(Image element box records)
** START **

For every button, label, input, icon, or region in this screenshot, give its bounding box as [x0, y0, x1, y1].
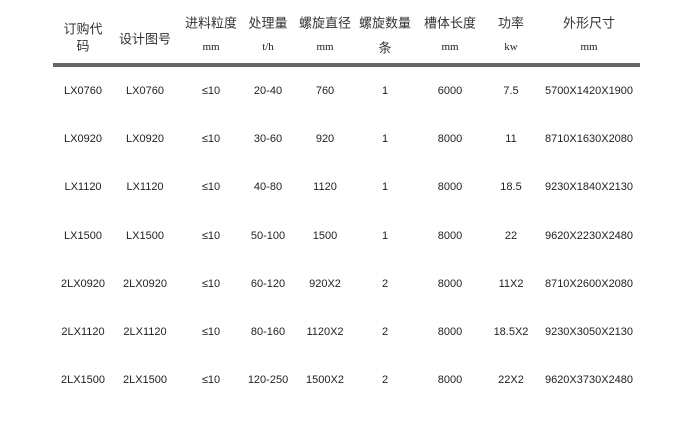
- table-cell: 120-250: [247, 374, 289, 387]
- header-label: 槽体长度: [423, 16, 477, 32]
- table-cell: 2LX0920: [122, 277, 168, 290]
- header-unit: mm: [441, 41, 459, 53]
- table-cell: 40-80: [253, 181, 283, 194]
- table-cell: LX1500: [126, 229, 164, 242]
- table-cell: 50-100: [250, 229, 286, 242]
- table-cell: 2LX0920: [60, 277, 106, 290]
- table-cell: LX0920: [126, 133, 164, 146]
- table-cell: 2LX1120: [61, 326, 105, 338]
- table-cell: 2LX1500: [60, 374, 106, 387]
- table-cell: 60-120: [250, 277, 286, 290]
- table-cell: 1: [381, 229, 389, 242]
- table-cell: ≤10: [201, 326, 221, 338]
- table-cell: 22X2: [498, 374, 524, 387]
- header-label: 功率: [497, 16, 525, 32]
- table-cell: 8710X1630X2080: [544, 133, 634, 146]
- header-unit: mm: [580, 41, 598, 53]
- table-cell: 8000: [437, 229, 463, 242]
- table-cell: 1: [381, 133, 389, 146]
- table-cell: 80-160: [250, 326, 286, 338]
- table-cell: 30-60: [253, 133, 283, 146]
- table-cell: 1: [381, 85, 389, 97]
- table-cell: 8000: [437, 181, 463, 194]
- header-label: 螺旋数量: [358, 16, 412, 32]
- header-label: 螺旋直径: [298, 16, 352, 32]
- table-cell: 920: [315, 133, 335, 146]
- header-divider: [53, 63, 640, 67]
- table-cell: LX1120: [126, 181, 164, 194]
- header-label: 外形尺寸: [562, 16, 616, 32]
- header-unit: mm: [202, 41, 220, 53]
- header-unit: t/h: [262, 41, 274, 53]
- header-label: 码: [76, 39, 90, 55]
- table-cell: 1120X2: [306, 326, 344, 338]
- table-cell: 9620X3730X2480: [544, 374, 634, 387]
- table-cell: ≤10: [201, 374, 221, 387]
- table-cell: 9620X2230X2480: [544, 229, 634, 242]
- table-cell: 8000: [437, 326, 463, 338]
- header-unit: 条: [378, 41, 392, 57]
- table-cell: 2LX1120: [123, 326, 167, 338]
- table-cell: 9230X1840X2130: [544, 181, 634, 194]
- header-unit: mm: [316, 41, 334, 53]
- table-cell: 18.5X2: [493, 326, 529, 338]
- table-cell: 8000: [437, 374, 463, 387]
- table-cell: 8000: [437, 277, 463, 290]
- table-cell: 7.5: [503, 85, 519, 97]
- table-cell: 1500: [312, 229, 338, 242]
- table-cell: 2LX1500: [122, 374, 168, 387]
- table-cell: ≤10: [201, 133, 221, 146]
- header-label: 进料粒度: [184, 16, 238, 32]
- table-cell: 8710X2600X2080: [544, 277, 634, 290]
- header-unit: kw: [504, 41, 518, 53]
- table-cell: ≤10: [201, 277, 221, 290]
- table-cell: 18.5: [500, 181, 522, 194]
- table-cell: 920X2: [309, 277, 341, 290]
- table-cell: 1120: [313, 181, 337, 194]
- table-cell: 22: [504, 229, 518, 242]
- table-cell: 1500X2: [306, 374, 344, 387]
- table-cell: 8000: [437, 133, 463, 146]
- table-cell: 1: [381, 181, 389, 194]
- table-cell: 20-40: [253, 85, 283, 97]
- table-cell: 5700X1420X1900: [544, 85, 634, 97]
- table-cell: LX0920: [64, 133, 102, 146]
- table-cell: LX1500: [64, 229, 102, 242]
- table-cell: ≤10: [201, 85, 221, 97]
- table-cell: LX1120: [64, 181, 102, 194]
- table-cell: 11X2: [498, 277, 524, 290]
- table-cell: 2: [381, 326, 389, 338]
- header-label: 订购代: [63, 22, 103, 38]
- table-cell: 9230X3050X2130: [544, 326, 634, 338]
- table-cell: LX0760: [126, 85, 164, 97]
- table-cell: LX0760: [64, 85, 102, 97]
- header-label: 设计图号: [118, 32, 172, 48]
- table-cell: ≤10: [201, 181, 221, 194]
- header-label: 处理量: [248, 16, 288, 32]
- table-cell: ≤10: [201, 229, 221, 242]
- table-cell: 2: [381, 374, 389, 387]
- table-cell: 760: [315, 85, 335, 97]
- table-cell: 11: [505, 133, 517, 146]
- table-cell: 2: [381, 277, 389, 290]
- table-cell: 6000: [437, 85, 463, 97]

** END **

▶ [WRITTEN REQUEST]: Update the records starting at the line that has "- table-cell: 120-250: [247, 374, 289, 387]" and stopping after the line that has "- table-cell: 8000: [437, 326, 463, 338]", replacing "header-divider" with "header-rule" and leaving everything else the same. Give back only those lines.

▶ [THE OUTPUT]:
- table-cell: 120-250: [247, 374, 289, 387]
- header-label: 槽体长度: [423, 16, 477, 32]
- table-cell: 2LX0920: [122, 277, 168, 290]
- header-unit: mm: [441, 41, 459, 53]
- table-cell: 40-80: [253, 181, 283, 194]
- table-cell: LX1500: [126, 229, 164, 242]
- table-cell: 50-100: [250, 229, 286, 242]
- table-cell: 2LX0920: [60, 277, 106, 290]
- table-cell: LX0920: [126, 133, 164, 146]
- table-cell: 2LX1120: [61, 326, 105, 338]
- table-cell: 2LX1500: [60, 374, 106, 387]
- table-cell: 60-120: [250, 277, 286, 290]
- table-cell: 1: [381, 229, 389, 242]
- table-cell: ≤10: [201, 326, 221, 338]
- table-cell: 22X2: [498, 374, 524, 387]
- header-label: 功率: [497, 16, 525, 32]
- table-cell: 8710X1630X2080: [544, 133, 634, 146]
- header-unit: mm: [580, 41, 598, 53]
- table-cell: 8000: [437, 229, 463, 242]
- table-cell: 1: [381, 133, 389, 146]
- table-cell: 80-160: [250, 326, 286, 338]
- table-cell: 30-60: [253, 133, 283, 146]
- table-cell: 1: [381, 85, 389, 97]
- table-cell: 8000: [437, 181, 463, 194]
- header-label: 螺旋数量: [358, 16, 412, 32]
- header-label: 螺旋直径: [298, 16, 352, 32]
- table-cell: 920: [315, 133, 335, 146]
- header-rule: [53, 63, 640, 67]
- table-cell: LX1120: [126, 181, 164, 194]
- header-label: 外形尺寸: [562, 16, 616, 32]
- header-unit: mm: [202, 41, 220, 53]
- header-unit: t/h: [262, 41, 274, 53]
- header-label: 码: [76, 39, 90, 55]
- table-cell: 1120X2: [306, 326, 344, 338]
- table-cell: 9620X3730X2480: [544, 374, 634, 387]
- table-cell: ≤10: [201, 374, 221, 387]
- table-cell: 9620X2230X2480: [544, 229, 634, 242]
- table-cell: 8000: [437, 326, 463, 338]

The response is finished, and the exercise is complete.